October 27, 2016 Paul Kengor 37
Reprinted from Spectator.org.
Tom Hayden, the Vietnam War protester and SDS founder, died this past weekend at age 76.
Hayden’s journey was in many ways tragic. Born December 1939 in the Detroit suburbs, he was not, unlike many radical leaders, a red-diaper baby. His parents were Irish Catholics who named him after St. Thomas Aquinas and sent him to Catholic school. His father was a Marine who worked for Chrysler, and an abusive drunk. Hayden’s parents had a rocky marriage and divorced when he was a boy, which affected him terribly. Hayden’s friend and ex-radical, David Horowitz, observed that Hayden harbored what Irving Howe once described as an “obscure personal rage,” possibly from his estrangement from his father. “Tom was indeed an angry man,” wrote Horowitz, “who seemed in perpetual search of enemies.”
Hayden channeled that anger into a group that did much damage to America, and was the antithesis of anything that Thomas Aquinas would have ever imagined: SDS, Students for a Democratic Society.
Hayden will be forever young and forever a hippie in the memories of many Americans, the snarling activist who married “Hanoi Jane” Fonda and literally wrote the script for SDS. Hayden wrote SDS’s manifesto, its founding Port Huron Statement, which Hayden’s cream-puff obituary in the Washington Post generously referred to as “an expansive utopian manifesto that extolled ‘participatory democracy’ as an antidote to the complacency and conformity of the Eisenhower decade.”
Right.

Material supplied:
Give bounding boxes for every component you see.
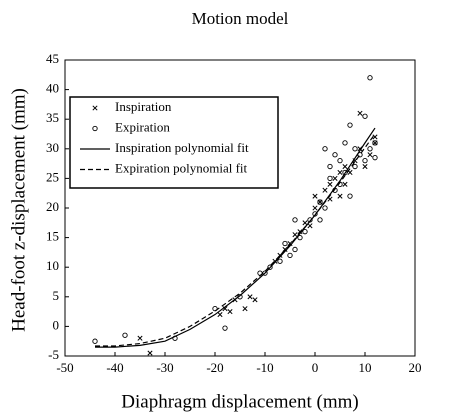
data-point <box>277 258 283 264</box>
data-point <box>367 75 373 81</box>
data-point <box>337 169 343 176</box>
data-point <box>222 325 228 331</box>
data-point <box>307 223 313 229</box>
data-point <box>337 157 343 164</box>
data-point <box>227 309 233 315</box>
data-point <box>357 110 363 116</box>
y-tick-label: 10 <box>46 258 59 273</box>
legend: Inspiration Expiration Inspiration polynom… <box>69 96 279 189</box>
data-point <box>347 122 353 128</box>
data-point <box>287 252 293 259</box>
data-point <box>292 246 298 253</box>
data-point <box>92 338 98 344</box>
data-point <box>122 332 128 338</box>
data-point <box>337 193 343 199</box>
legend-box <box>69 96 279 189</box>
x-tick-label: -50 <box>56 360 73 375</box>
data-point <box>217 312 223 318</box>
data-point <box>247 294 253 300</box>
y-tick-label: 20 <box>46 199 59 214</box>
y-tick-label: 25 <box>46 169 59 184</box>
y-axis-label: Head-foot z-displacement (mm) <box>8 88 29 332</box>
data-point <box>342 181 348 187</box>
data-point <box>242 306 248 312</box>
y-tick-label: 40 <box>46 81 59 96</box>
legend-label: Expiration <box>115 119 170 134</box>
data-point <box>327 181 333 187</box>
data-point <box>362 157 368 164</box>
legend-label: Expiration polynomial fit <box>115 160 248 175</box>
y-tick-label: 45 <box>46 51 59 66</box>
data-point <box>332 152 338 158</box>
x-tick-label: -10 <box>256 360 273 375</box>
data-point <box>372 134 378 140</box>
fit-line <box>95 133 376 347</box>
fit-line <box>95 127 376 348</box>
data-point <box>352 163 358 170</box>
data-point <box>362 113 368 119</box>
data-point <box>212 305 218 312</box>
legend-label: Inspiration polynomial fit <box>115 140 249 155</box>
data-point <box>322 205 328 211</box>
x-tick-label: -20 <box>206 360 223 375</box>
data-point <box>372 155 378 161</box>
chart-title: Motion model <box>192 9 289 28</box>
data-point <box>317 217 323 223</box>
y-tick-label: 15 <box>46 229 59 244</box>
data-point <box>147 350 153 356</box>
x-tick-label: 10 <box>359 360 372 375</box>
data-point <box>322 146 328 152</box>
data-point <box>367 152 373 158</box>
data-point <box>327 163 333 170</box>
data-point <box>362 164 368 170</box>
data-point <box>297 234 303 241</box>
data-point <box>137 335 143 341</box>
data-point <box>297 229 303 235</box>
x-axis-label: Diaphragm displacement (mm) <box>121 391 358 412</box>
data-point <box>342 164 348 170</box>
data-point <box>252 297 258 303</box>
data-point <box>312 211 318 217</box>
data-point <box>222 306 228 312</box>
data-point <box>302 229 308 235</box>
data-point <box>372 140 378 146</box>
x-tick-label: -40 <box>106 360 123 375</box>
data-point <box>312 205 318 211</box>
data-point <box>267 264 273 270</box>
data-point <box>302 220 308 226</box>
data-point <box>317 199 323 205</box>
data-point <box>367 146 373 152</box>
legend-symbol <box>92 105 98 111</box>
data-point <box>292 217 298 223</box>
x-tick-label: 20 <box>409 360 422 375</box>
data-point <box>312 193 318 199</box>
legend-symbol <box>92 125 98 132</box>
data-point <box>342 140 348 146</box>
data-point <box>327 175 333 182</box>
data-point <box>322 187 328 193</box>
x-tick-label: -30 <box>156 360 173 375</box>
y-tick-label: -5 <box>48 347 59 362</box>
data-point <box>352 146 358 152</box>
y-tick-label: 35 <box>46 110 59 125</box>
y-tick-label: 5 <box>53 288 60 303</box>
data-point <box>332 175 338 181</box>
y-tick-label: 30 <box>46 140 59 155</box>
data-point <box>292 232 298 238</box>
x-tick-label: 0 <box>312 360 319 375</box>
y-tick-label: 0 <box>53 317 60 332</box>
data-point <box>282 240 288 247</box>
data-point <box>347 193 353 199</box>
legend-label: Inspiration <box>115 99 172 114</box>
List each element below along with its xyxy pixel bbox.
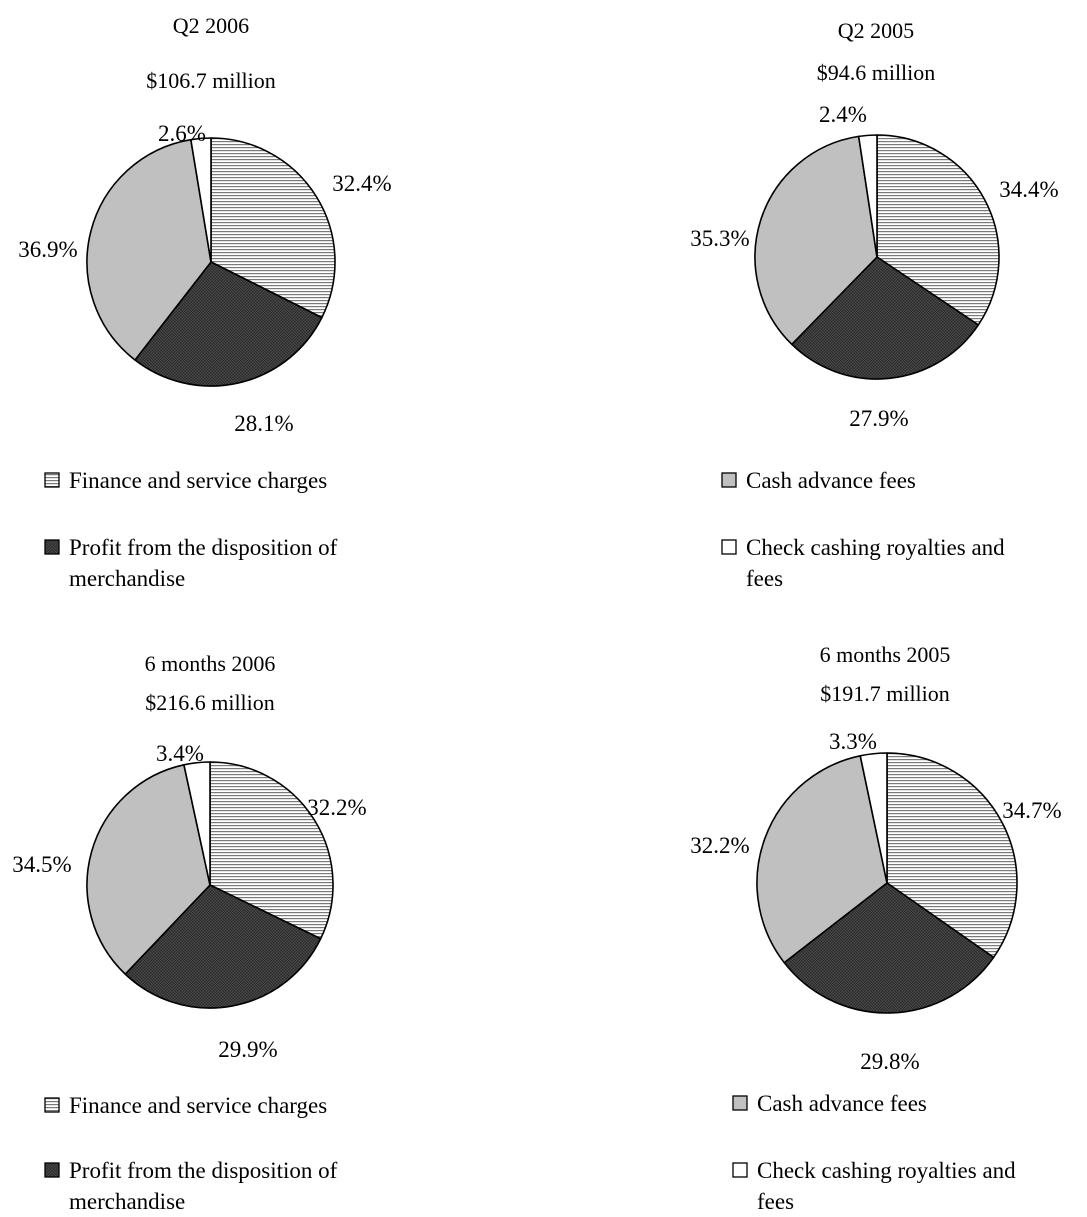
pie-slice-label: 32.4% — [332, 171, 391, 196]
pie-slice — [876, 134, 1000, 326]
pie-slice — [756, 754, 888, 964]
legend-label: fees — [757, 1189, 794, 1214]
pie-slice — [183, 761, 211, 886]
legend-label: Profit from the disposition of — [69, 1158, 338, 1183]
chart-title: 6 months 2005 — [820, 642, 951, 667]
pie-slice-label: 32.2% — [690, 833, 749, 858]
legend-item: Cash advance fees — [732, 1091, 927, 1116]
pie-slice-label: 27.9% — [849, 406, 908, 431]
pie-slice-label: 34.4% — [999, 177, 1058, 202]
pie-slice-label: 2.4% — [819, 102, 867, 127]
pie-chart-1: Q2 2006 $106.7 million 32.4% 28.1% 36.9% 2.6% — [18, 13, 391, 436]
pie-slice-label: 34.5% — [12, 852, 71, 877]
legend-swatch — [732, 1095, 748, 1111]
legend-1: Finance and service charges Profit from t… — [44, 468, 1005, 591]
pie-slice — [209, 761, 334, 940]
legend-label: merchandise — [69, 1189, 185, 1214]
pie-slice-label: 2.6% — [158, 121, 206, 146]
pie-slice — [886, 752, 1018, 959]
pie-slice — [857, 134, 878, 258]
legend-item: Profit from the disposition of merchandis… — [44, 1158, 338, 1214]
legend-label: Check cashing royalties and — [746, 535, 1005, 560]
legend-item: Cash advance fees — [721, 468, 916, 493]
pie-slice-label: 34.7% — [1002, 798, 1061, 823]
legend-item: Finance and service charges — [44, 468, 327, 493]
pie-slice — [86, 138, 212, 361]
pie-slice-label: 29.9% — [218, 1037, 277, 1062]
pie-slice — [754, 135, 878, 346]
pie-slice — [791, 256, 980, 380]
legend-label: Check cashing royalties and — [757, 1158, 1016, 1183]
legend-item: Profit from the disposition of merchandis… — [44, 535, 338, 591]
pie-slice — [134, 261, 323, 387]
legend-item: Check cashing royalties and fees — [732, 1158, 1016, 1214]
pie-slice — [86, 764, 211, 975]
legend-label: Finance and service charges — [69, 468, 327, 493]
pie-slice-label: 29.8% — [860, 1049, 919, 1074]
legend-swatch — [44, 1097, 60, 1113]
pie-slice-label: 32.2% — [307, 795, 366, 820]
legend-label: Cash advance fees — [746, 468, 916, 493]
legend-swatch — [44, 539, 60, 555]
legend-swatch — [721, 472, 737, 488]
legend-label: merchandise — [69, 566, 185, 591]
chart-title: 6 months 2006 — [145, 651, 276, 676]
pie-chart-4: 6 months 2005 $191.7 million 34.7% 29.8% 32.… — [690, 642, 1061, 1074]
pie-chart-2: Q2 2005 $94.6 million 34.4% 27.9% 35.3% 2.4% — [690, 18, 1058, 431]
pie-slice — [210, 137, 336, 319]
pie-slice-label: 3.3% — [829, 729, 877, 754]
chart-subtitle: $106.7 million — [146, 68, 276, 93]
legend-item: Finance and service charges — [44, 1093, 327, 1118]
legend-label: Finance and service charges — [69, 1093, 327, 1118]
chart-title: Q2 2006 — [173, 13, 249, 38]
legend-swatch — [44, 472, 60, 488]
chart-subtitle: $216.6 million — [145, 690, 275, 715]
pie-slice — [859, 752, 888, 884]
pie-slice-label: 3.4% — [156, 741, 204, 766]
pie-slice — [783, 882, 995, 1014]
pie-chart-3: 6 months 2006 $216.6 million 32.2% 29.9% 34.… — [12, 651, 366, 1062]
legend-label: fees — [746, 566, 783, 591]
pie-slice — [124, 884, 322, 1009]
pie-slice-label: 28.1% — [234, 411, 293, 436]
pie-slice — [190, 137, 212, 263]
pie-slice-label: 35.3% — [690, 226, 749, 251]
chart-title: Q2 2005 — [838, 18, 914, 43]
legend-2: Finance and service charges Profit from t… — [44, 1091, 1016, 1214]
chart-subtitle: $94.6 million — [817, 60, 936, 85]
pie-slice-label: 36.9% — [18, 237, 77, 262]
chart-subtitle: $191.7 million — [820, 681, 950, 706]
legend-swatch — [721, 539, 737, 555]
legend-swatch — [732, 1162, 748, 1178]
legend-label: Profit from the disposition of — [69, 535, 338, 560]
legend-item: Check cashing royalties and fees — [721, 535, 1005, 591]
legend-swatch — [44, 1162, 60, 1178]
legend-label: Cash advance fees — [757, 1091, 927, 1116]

Stated exercise:
Copy out the Tom Hayden piece word for word, from start to finish.

The output:
October 27, 2016 Paul Kengor 37
Reprinted from Spectator.org.
Tom Hayden, the Vietnam War protester and SDS founder, died this past weekend at age 76.
Hayden’s journey was in many ways tragic. Born December 1939 in the Detroit suburbs, he was not, unlike many radical leaders, a red-diaper baby. His parents were Irish Catholics who named him after St. Thomas Aquinas and sent him to Catholic school. His father was a Marine who worked for Chrysler, and an abusive drunk. Hayden’s parents had a rocky marriage and divorced when he was a boy, which affected him terribly. Hayden’s friend and ex-radical, David Horowitz, observed that Hayden harbored what Irving Howe once described as an “obscure personal rage,” possibly from his estrangement from his father. “Tom was indeed an angry man,” wrote Horowitz, “who seemed in perpetual search of enemies.”
Hayden channeled that anger into a group that did much damage to America, and was the antithesis of anything that Thomas Aquinas would have ever imagined: SDS, Students for a Democratic Society.
Hayden will be forever young and forever a hippie in the memories of many Americans, the snarling activist who married “Hanoi Jane” Fonda and literally wrote the script for SDS. Hayden wrote SDS’s manifesto, its founding Port Huron Statement, which Hayden’s cream-puff obituary in the Washington Post generously referred to as “an expansive utopian manifesto that extolled ‘participatory democracy’ as an antidote to the complacency and conformity of the Eisenhower decade.”
Right.